* Start RECORDS SHOWN *

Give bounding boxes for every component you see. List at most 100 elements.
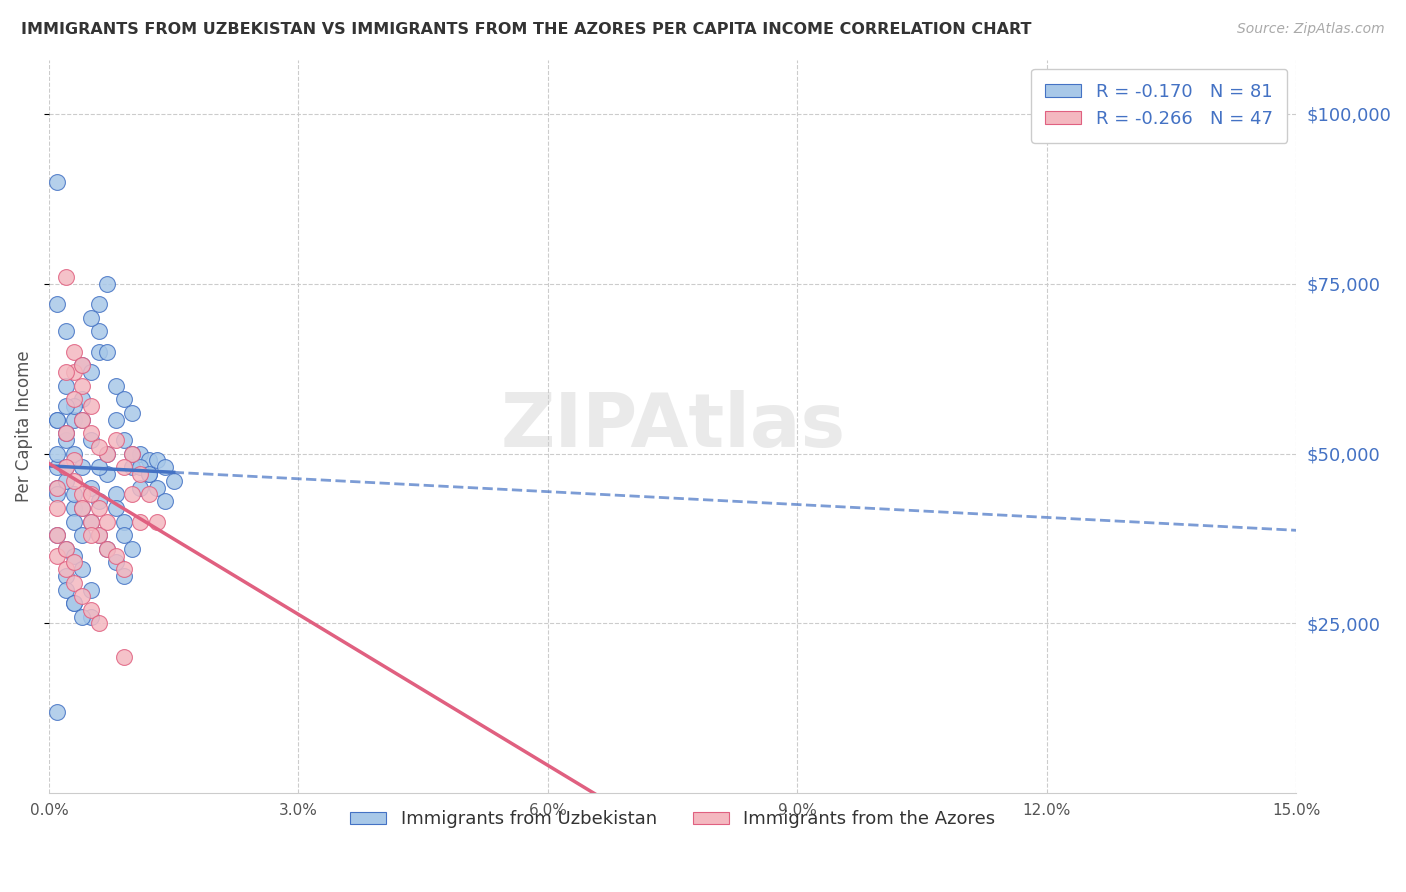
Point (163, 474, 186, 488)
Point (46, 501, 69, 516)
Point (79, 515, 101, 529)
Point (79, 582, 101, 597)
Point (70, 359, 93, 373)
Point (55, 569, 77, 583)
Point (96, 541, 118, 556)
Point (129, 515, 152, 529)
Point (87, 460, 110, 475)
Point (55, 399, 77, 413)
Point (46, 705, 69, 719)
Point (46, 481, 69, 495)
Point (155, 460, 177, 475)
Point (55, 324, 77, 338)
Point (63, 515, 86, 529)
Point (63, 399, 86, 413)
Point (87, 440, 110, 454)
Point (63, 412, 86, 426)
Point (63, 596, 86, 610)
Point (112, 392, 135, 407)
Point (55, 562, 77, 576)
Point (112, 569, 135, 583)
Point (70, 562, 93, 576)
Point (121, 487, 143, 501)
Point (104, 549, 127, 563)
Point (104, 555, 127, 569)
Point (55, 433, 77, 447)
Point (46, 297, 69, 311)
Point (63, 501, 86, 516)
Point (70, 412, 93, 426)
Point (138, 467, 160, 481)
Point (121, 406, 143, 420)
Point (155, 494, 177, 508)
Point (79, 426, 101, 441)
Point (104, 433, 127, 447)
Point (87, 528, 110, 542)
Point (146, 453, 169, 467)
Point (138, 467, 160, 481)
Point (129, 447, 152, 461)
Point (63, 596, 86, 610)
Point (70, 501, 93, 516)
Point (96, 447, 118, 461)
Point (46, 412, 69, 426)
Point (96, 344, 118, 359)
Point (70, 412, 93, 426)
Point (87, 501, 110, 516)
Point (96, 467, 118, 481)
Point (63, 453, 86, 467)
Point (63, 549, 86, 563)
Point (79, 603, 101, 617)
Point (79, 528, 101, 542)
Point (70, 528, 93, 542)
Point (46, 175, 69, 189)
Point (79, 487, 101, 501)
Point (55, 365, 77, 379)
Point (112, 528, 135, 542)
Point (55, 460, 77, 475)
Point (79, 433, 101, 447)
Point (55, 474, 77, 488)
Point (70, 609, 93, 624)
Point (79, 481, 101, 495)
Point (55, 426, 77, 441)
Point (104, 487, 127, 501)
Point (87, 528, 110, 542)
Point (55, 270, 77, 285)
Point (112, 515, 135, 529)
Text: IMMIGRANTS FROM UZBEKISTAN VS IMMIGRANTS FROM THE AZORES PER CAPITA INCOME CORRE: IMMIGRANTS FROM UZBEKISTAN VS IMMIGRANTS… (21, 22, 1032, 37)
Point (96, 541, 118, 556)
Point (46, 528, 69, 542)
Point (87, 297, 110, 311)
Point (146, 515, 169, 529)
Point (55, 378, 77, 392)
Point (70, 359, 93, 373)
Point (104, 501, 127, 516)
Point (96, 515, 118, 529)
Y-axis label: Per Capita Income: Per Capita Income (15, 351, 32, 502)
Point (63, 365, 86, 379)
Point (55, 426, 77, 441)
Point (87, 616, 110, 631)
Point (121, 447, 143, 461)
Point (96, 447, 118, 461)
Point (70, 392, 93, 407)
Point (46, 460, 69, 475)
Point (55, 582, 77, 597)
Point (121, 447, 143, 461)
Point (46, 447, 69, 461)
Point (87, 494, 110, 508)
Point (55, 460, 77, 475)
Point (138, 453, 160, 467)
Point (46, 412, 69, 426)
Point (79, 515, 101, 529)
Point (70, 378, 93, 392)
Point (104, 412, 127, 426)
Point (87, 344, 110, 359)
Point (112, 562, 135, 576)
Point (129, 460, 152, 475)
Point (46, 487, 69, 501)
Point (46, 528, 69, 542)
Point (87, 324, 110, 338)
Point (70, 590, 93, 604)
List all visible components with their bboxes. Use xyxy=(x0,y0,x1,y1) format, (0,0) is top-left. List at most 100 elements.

* End RECORDS SHOWN *
* Start RECORDS SHOWN *

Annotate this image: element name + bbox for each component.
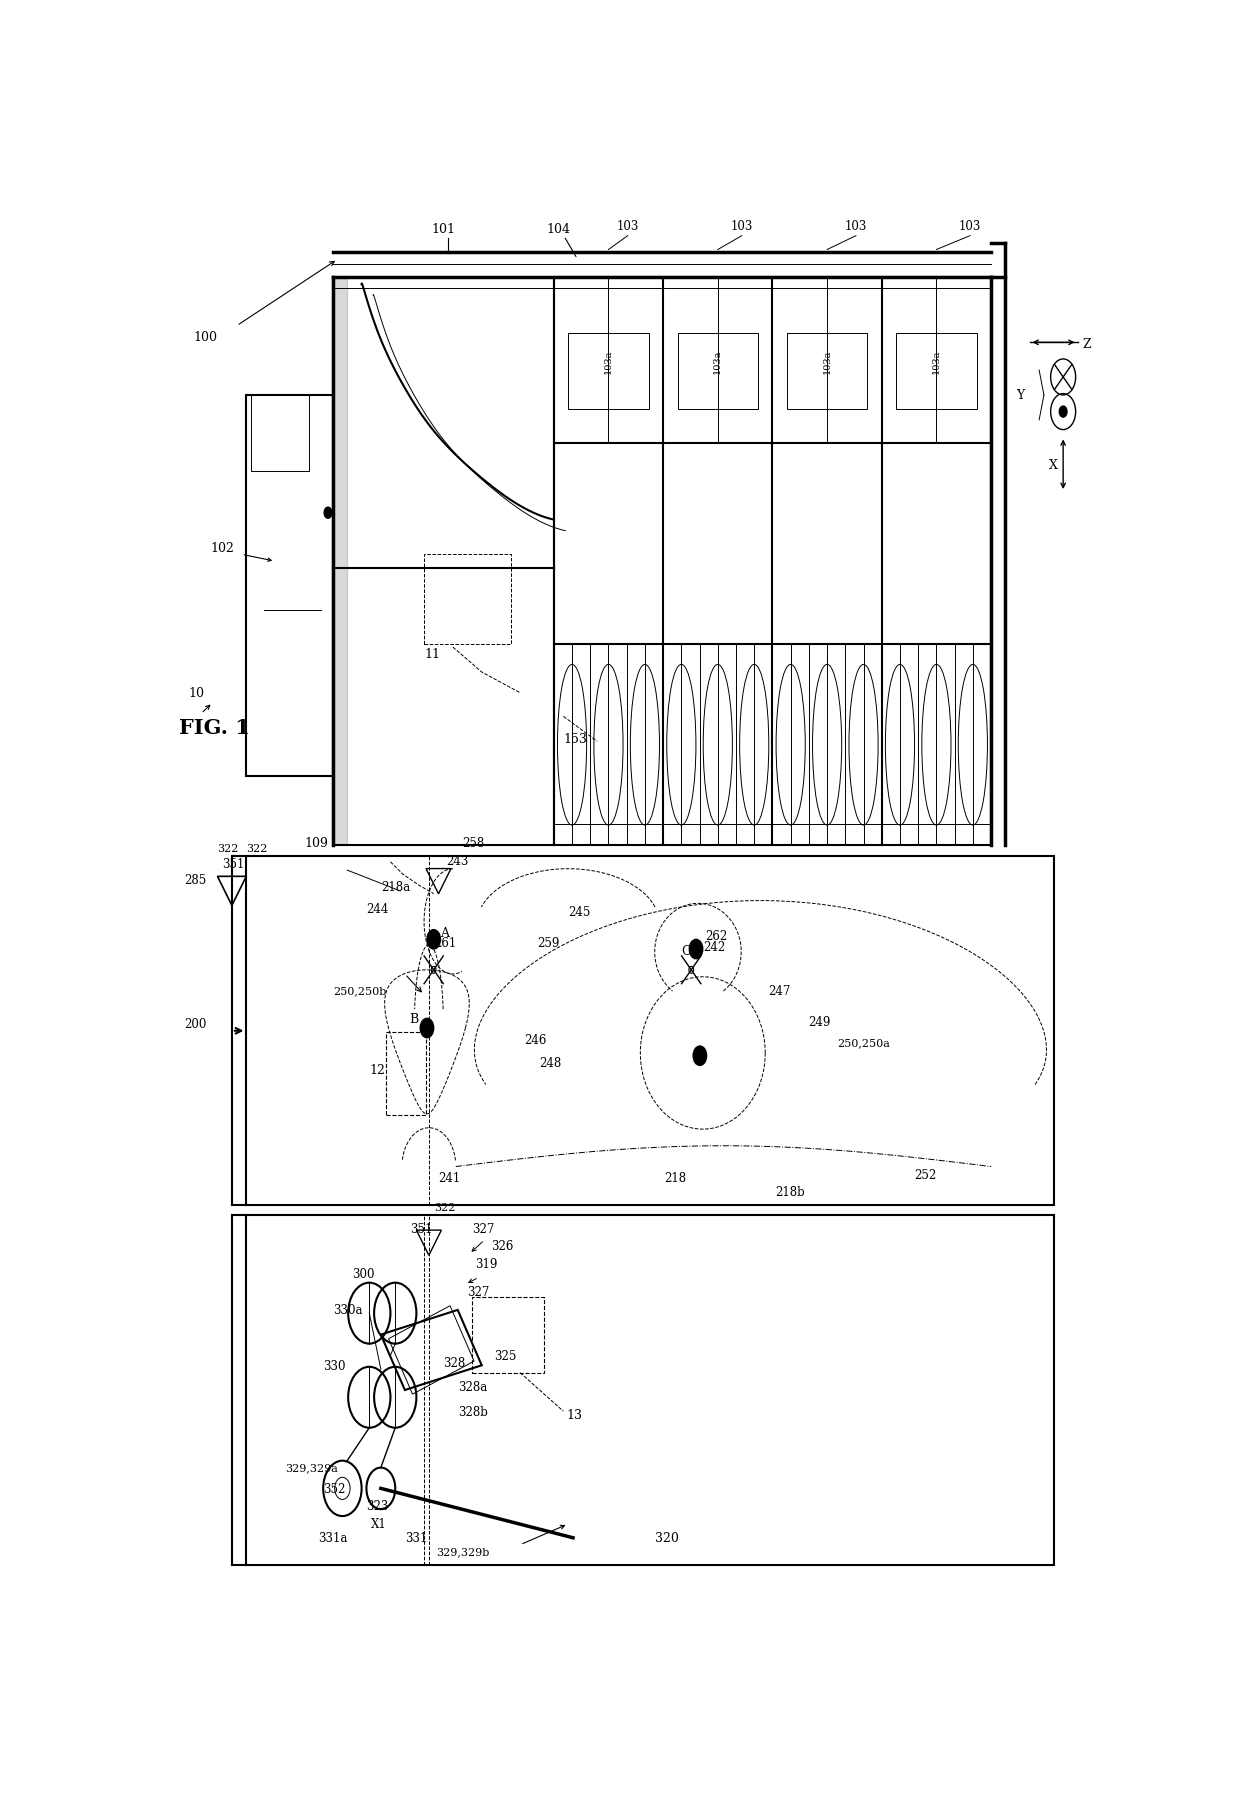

* End RECORDS SHOWN *

» **EXERCISE TASK**:
Starting at the line of the listing that contains "Give bounding boxes" and ending at the line that contains "Point (79, 487, 101, 501)", with both of those lines included, give those lines as a JSON list of strings, one string per line, leaving out blank lines and any pictures.

» **RESULT OF THE EXERCISE**:
[
  "Give bounding boxes for every component you see. List at most 100 elements.",
  "Point (163, 474, 186, 488)",
  "Point (46, 501, 69, 516)",
  "Point (79, 515, 101, 529)",
  "Point (79, 582, 101, 597)",
  "Point (70, 359, 93, 373)",
  "Point (55, 569, 77, 583)",
  "Point (96, 541, 118, 556)",
  "Point (129, 515, 152, 529)",
  "Point (87, 460, 110, 475)",
  "Point (55, 399, 77, 413)",
  "Point (46, 705, 69, 719)",
  "Point (46, 481, 69, 495)",
  "Point (155, 460, 177, 475)",
  "Point (55, 324, 77, 338)",
  "Point (63, 515, 86, 529)",
  "Point (63, 399, 86, 413)",
  "Point (87, 440, 110, 454)",
  "Point (63, 412, 86, 426)",
  "Point (63, 596, 86, 610)",
  "Point (112, 392, 135, 407)",
  "Point (55, 562, 77, 576)",
  "Point (112, 569, 135, 583)",
  "Point (70, 562, 93, 576)",
  "Point (121, 487, 143, 501)",
  "Point (104, 549, 127, 563)",
  "Point (104, 555, 127, 569)",
  "Point (55, 433, 77, 447)",
  "Point (46, 297, 69, 311)",
  "Point (63, 501, 86, 516)",
  "Point (70, 412, 93, 426)",
  "Point (138, 467, 160, 481)",
  "Point (121, 406, 143, 420)",
  "Point (155, 494, 177, 508)",
  "Point (79, 426, 101, 441)",
  "Point (104, 433, 127, 447)",
  "Point (87, 528, 110, 542)",
  "Point (146, 453, 169, 467)",
  "Point (138, 467, 160, 481)",
  "Point (129, 447, 152, 461)",
  "Point (63, 596, 86, 610)",
  "Point (70, 501, 93, 516)",
  "Point (96, 447, 118, 461)",
  "Point (46, 412, 69, 426)",
  "Point (96, 344, 118, 359)",
  "Point (70, 412, 93, 426)",
  "Point (87, 501, 110, 516)",
  "Point (96, 467, 118, 481)",
  "Point (63, 453, 86, 467)",
  "Point (63, 549, 86, 563)",
  "Point (79, 603, 101, 617)",
  "Point (79, 528, 101, 542)",
  "Point (70, 528, 93, 542)",
  "Point (46, 175, 69, 189)",
  "Point (79, 487, 101, 501)"
]